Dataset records
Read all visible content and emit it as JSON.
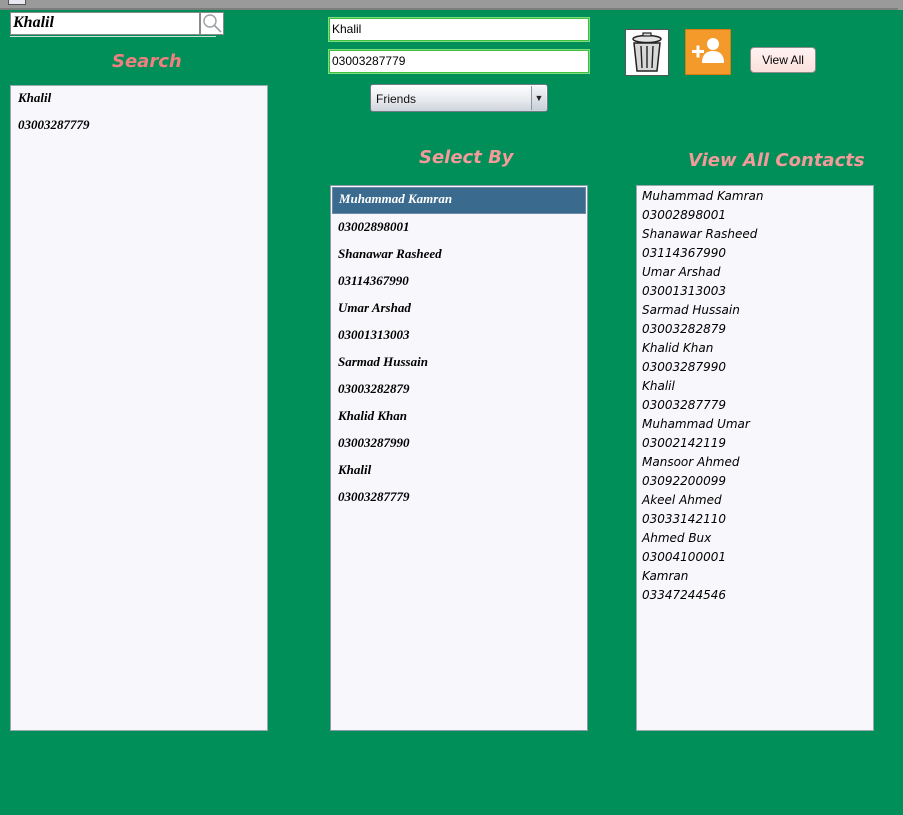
{
  "search": {
    "query": "Khalil",
    "heading": "Search",
    "results": [
      "Khalil",
      "03003287779"
    ]
  },
  "form": {
    "name_value": "Khalil",
    "phone_value": "03003287779",
    "group_selected": "Friends"
  },
  "toolbar": {
    "delete_icon": "trash-can-icon",
    "add_icon": "add-user-icon",
    "view_all_label": "View All"
  },
  "select_by": {
    "heading": "Select By",
    "items": [
      "Muhammad Kamran",
      "03002898001",
      "Shanawar Rasheed",
      "03114367990",
      "Umar Arshad",
      "03001313003",
      "Sarmad Hussain",
      "03003282879",
      "Khalid Khan",
      "03003287990",
      "Khalil",
      "03003287779"
    ]
  },
  "all_contacts": {
    "heading": "View All Contacts",
    "items": [
      "Muhammad Kamran",
      "03002898001",
      "Shanawar Rasheed",
      "03114367990",
      "Umar Arshad",
      "03001313003",
      "Sarmad Hussain",
      "03003282879",
      "Khalid Khan",
      "03003287990",
      "Khalil",
      "03003287779",
      "Muhammad Umar",
      "03002142119",
      "Mansoor Ahmed",
      "03092200099",
      "Akeel Ahmed",
      "03033142110",
      "Ahmed Bux",
      "03004100001",
      "Kamran",
      "03347244546"
    ]
  },
  "colors": {
    "background": "#008f59",
    "heading": "#f39a9a",
    "selection": "#3a6a8e",
    "add_button": "#f39a2a"
  }
}
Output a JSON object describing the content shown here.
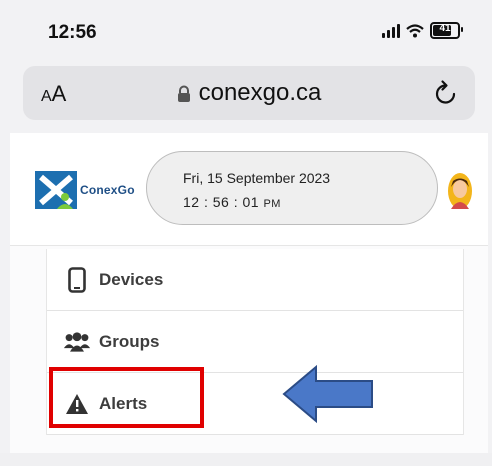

(The request) Every line that holds the word "Ahmed" should be extracted.

(Exercise answer)
      "Mansoor Ahmed",
      "Akeel Ahmed",
      "Ahmed Bux",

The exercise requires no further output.